→ **TASK**
Copy the lines of the data below verbatim, everything from the line containing "window-title: Infinite Dots: [188, 9, 286, 25]" down to the line containing "localize all elements.", both included.

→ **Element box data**
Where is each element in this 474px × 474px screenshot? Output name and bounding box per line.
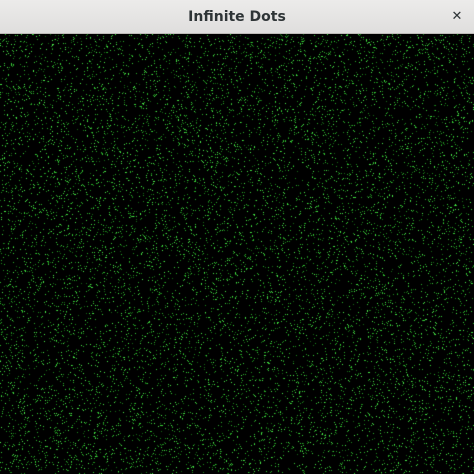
window-title: Infinite Dots: [188, 9, 286, 25]
dots-canvas[interactable]: [0, 34, 474, 474]
close-button[interactable]: ✕: [446, 6, 468, 28]
close-icon: ✕: [451, 9, 463, 24]
dots-canvas-area[interactable]: [0, 34, 474, 474]
titlebar[interactable]: Infinite Dots ✕: [0, 0, 474, 34]
app-window: Infinite Dots ✕: [0, 0, 474, 474]
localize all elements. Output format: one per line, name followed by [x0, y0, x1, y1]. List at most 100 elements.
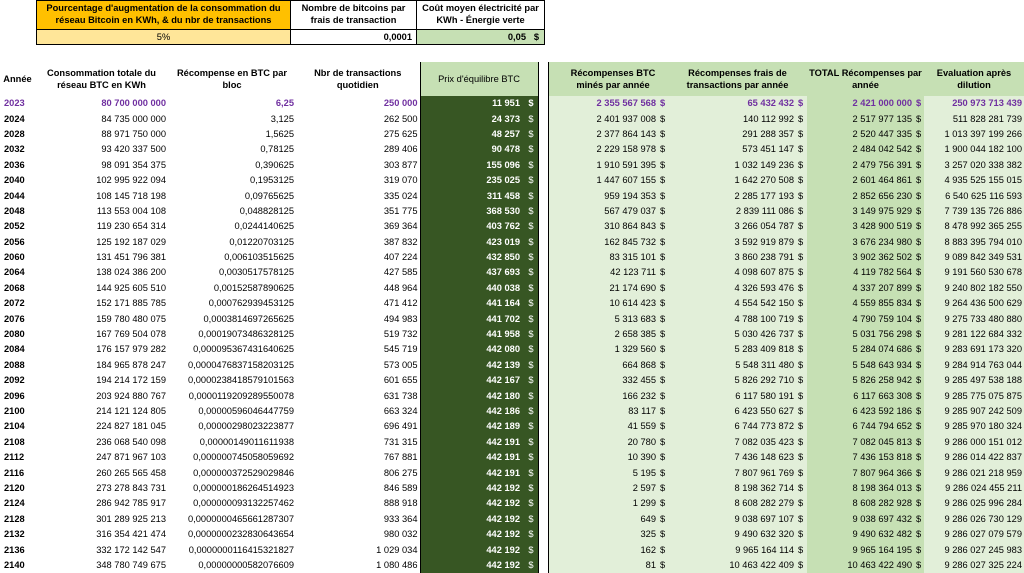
cell-currency[interactable]: $ — [522, 419, 539, 435]
cell-currency[interactable]: $ — [658, 188, 668, 204]
cell-currency[interactable]: $ — [522, 542, 539, 558]
cell-evaluation[interactable]: 1 900 044 182 100 — [924, 142, 1024, 158]
cell-frais[interactable]: 8 608 282 279 — [668, 496, 796, 512]
cell-annee[interactable]: 2076 — [0, 311, 35, 326]
cell-frais[interactable]: 4 326 593 476 — [668, 280, 796, 297]
column-separator[interactable] — [537, 265, 549, 281]
cell-annee[interactable]: 2132 — [0, 527, 35, 542]
column-separator[interactable] — [537, 465, 549, 481]
cell-btc-mines[interactable]: 20 780 — [558, 434, 658, 450]
growth-value[interactable]: 5% — [36, 30, 291, 45]
cell-prix-equilibre[interactable]: 442 192 — [419, 511, 522, 527]
cell-total[interactable]: 9 038 697 432 — [807, 511, 914, 527]
cell-evaluation[interactable]: 6 540 625 116 593 — [924, 188, 1024, 204]
cell-currency[interactable]: $ — [658, 311, 668, 327]
cell-currency[interactable]: $ — [522, 142, 539, 158]
cell-currency[interactable]: $ — [914, 526, 924, 543]
cell-spacer[interactable] — [548, 296, 558, 312]
cell-recompense-bloc[interactable]: 0,000000372529029846 — [168, 465, 296, 480]
cell-btc-mines[interactable]: 162 845 732 — [558, 234, 658, 250]
cell-total[interactable]: 4 559 855 834 — [807, 296, 914, 312]
cell-currency[interactable]: $ — [914, 342, 924, 358]
cell-currency[interactable]: $ — [914, 480, 924, 497]
cell-currency[interactable]: $ — [658, 126, 668, 143]
cell-currency[interactable]: $ — [522, 219, 539, 235]
cell-evaluation[interactable]: 9 286 025 996 284 — [924, 496, 1024, 512]
cell-evaluation[interactable]: 3 257 020 338 382 — [924, 157, 1024, 173]
cell-frais[interactable]: 4 554 542 150 — [668, 296, 796, 312]
cell-total[interactable]: 7 807 964 366 — [807, 465, 914, 481]
cell-evaluation[interactable]: 8 478 992 365 255 — [924, 219, 1024, 235]
cell-frais[interactable]: 5 548 311 480 — [668, 357, 796, 374]
cell-prix-equilibre[interactable]: 432 850 — [419, 249, 522, 266]
cell-consommation[interactable]: 108 145 718 198 — [35, 188, 168, 203]
cell-consommation[interactable]: 247 871 967 103 — [35, 450, 168, 465]
cell-annee[interactable]: 2068 — [0, 281, 35, 296]
cell-btc-mines[interactable]: 567 479 037 — [558, 203, 658, 220]
cell-btc-mines[interactable]: 2 401 937 008 — [558, 111, 658, 127]
cell-transactions[interactable]: 980 032 — [296, 527, 420, 542]
cell-total[interactable]: 4 790 759 104 — [807, 311, 914, 327]
cell-prix-equilibre[interactable]: 423 019 — [419, 234, 522, 250]
cell-consommation[interactable]: 159 780 480 075 — [35, 311, 168, 326]
cell-recompense-bloc[interactable]: 1,5625 — [168, 127, 296, 142]
cell-currency[interactable]: $ — [796, 403, 807, 420]
cell-consommation[interactable]: 113 553 004 108 — [35, 204, 168, 219]
column-separator[interactable] — [537, 480, 549, 497]
cell-spacer[interactable] — [548, 234, 558, 250]
cell-currency[interactable]: $ — [914, 496, 924, 512]
cell-total[interactable]: 4 119 782 564 — [807, 265, 914, 281]
cell-btc-mines[interactable]: 41 559 — [558, 419, 658, 435]
cell-evaluation[interactable]: 9 089 842 349 531 — [924, 249, 1024, 266]
cell-frais[interactable]: 1 032 149 236 — [668, 157, 796, 173]
cell-recompense-bloc[interactable]: 0,0000000465661287307 — [168, 512, 296, 527]
cell-currency[interactable]: $ — [914, 357, 924, 374]
cell-prix-equilibre[interactable]: 441 958 — [419, 326, 522, 343]
cell-transactions[interactable]: 933 364 — [296, 512, 420, 527]
cell-frais[interactable]: 7 436 148 623 — [668, 449, 796, 466]
cell-annee[interactable]: 2100 — [0, 404, 35, 419]
cell-total[interactable]: 2 852 656 230 — [807, 188, 914, 204]
cell-btc-mines[interactable]: 83 315 101 — [558, 249, 658, 266]
column-separator[interactable] — [537, 219, 549, 235]
cell-currency[interactable]: $ — [914, 388, 924, 404]
cell-currency[interactable]: $ — [796, 342, 807, 358]
cell-spacer[interactable] — [548, 526, 558, 543]
cell-annee[interactable]: 2128 — [0, 512, 35, 527]
cell-spacer[interactable] — [548, 419, 558, 435]
cell-currency[interactable]: $ — [658, 280, 668, 297]
cell-currency[interactable]: $ — [658, 388, 668, 404]
cell-recompense-bloc[interactable]: 0,390625 — [168, 158, 296, 173]
cell-annee[interactable]: 2028 — [0, 127, 35, 142]
cell-currency[interactable]: $ — [914, 296, 924, 312]
cell-transactions[interactable]: 601 655 — [296, 373, 420, 388]
cell-frais[interactable]: 9 490 632 320 — [668, 526, 796, 543]
cell-evaluation[interactable]: 9 285 907 242 509 — [924, 403, 1024, 420]
column-separator[interactable] — [537, 111, 549, 127]
column-separator[interactable] — [537, 188, 549, 204]
cell-currency[interactable]: $ — [658, 419, 668, 435]
cell-consommation[interactable]: 203 924 880 767 — [35, 388, 168, 403]
cell-recompense-bloc[interactable]: 0,78125 — [168, 142, 296, 157]
cell-frais[interactable]: 4 788 100 719 — [668, 311, 796, 327]
column-separator[interactable] — [537, 342, 549, 358]
cell-prix-equilibre[interactable]: 442 167 — [419, 373, 522, 389]
cell-annee[interactable]: 2116 — [0, 465, 35, 480]
cell-recompense-bloc[interactable]: 0,048828125 — [168, 204, 296, 219]
cell-total[interactable]: 2 484 042 542 — [807, 142, 914, 158]
cell-annee[interactable]: 2032 — [0, 142, 35, 157]
cell-btc-mines[interactable]: 81 — [558, 557, 658, 573]
cell-currency[interactable]: $ — [914, 219, 924, 235]
cell-currency[interactable]: $ — [658, 172, 668, 189]
cell-evaluation[interactable]: 9 286 026 730 129 — [924, 511, 1024, 527]
cell-currency[interactable]: $ — [522, 126, 539, 143]
cell-spacer[interactable] — [548, 388, 558, 404]
cell-currency[interactable]: $ — [522, 203, 539, 220]
cell-annee[interactable]: 2064 — [0, 265, 35, 280]
column-separator[interactable] — [537, 419, 549, 435]
cell-evaluation[interactable]: 9 281 122 684 332 — [924, 326, 1024, 343]
cell-total[interactable]: 4 337 207 899 — [807, 280, 914, 297]
cell-annee[interactable]: 2072 — [0, 296, 35, 311]
cell-currency[interactable]: $ — [796, 373, 807, 389]
cell-consommation[interactable]: 102 995 922 094 — [35, 173, 168, 188]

→ **ANSWER FOR THE TASK**
window-title: Infinite Dots: [188, 9, 286, 25]
dots-canvas[interactable]: [0, 34, 474, 474]
close-button[interactable]: ✕: [446, 6, 468, 28]
close-icon: ✕: [451, 9, 463, 24]
dots-canvas-area[interactable]: [0, 34, 474, 474]
titlebar[interactable]: Infinite Dots ✕: [0, 0, 474, 34]
app-window: Infinite Dots ✕: [0, 0, 474, 474]
localize all elements. Output format: one per line, name followed by [x0, y0, x1, y1]. List at most 100 elements.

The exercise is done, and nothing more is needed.